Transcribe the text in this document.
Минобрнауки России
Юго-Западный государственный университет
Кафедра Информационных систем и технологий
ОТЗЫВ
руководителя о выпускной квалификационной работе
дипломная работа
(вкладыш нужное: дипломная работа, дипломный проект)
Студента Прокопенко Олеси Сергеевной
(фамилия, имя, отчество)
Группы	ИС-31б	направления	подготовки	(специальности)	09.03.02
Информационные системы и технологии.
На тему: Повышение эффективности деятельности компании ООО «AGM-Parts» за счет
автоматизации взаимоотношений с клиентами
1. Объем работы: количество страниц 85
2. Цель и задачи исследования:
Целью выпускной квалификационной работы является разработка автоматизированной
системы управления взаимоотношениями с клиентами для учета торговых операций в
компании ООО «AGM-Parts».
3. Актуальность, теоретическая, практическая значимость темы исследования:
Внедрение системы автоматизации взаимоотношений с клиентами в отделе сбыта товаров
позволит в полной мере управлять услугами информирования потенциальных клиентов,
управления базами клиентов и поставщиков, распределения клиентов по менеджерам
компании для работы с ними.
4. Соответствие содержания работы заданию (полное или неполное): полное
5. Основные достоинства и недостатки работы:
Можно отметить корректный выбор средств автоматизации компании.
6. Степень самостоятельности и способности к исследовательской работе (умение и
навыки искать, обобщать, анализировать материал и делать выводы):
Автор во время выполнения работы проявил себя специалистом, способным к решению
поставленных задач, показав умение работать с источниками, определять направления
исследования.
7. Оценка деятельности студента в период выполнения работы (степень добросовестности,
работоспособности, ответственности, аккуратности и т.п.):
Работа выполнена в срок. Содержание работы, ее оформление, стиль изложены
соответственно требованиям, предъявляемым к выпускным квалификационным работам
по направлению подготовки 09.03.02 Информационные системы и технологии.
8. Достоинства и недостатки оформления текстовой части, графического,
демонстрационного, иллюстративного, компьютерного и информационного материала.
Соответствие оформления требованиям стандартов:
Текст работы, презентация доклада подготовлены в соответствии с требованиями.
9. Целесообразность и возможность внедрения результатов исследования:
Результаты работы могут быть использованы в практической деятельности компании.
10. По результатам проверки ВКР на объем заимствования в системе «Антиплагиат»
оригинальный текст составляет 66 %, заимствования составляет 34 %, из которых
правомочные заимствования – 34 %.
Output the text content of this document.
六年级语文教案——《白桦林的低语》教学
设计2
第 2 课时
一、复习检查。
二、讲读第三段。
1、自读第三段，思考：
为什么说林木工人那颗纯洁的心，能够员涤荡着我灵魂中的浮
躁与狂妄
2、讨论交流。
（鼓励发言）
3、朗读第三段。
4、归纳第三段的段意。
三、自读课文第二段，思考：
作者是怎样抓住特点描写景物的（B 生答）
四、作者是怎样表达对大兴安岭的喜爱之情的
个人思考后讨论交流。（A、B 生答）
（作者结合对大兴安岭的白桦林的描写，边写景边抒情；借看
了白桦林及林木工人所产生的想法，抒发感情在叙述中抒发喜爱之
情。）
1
---*---
● REQUIRED WORK: Reproduce the lines word for word, starting at the one holding "Output the text content of this document." and ending at the final line of the material above.

● RESULT BELOW:
Output the text content of this document.
六年级语文教案——《白桦林的低语》教学
设计2
第 2 课时
一、复习检查。
二、讲读第三段。
1、自读第三段，思考：
为什么说林木工人那颗纯洁的心，能够员涤荡着我灵魂中的浮
躁与狂妄
2、讨论交流。
（鼓励发言）
3、朗读第三段。
4、归纳第三段的段意。
三、自读课文第二段，思考：
作者是怎样抓住特点描写景物的（B 生答）
四、作者是怎样表达对大兴安岭的喜爱之情的
个人思考后讨论交流。（A、B 生答）
（作者结合对大兴安岭的白桦林的描写，边写景边抒情；借看
了白桦林及林木工人所产生的想法，抒发感情在叙述中抒发喜爱之
情。）
1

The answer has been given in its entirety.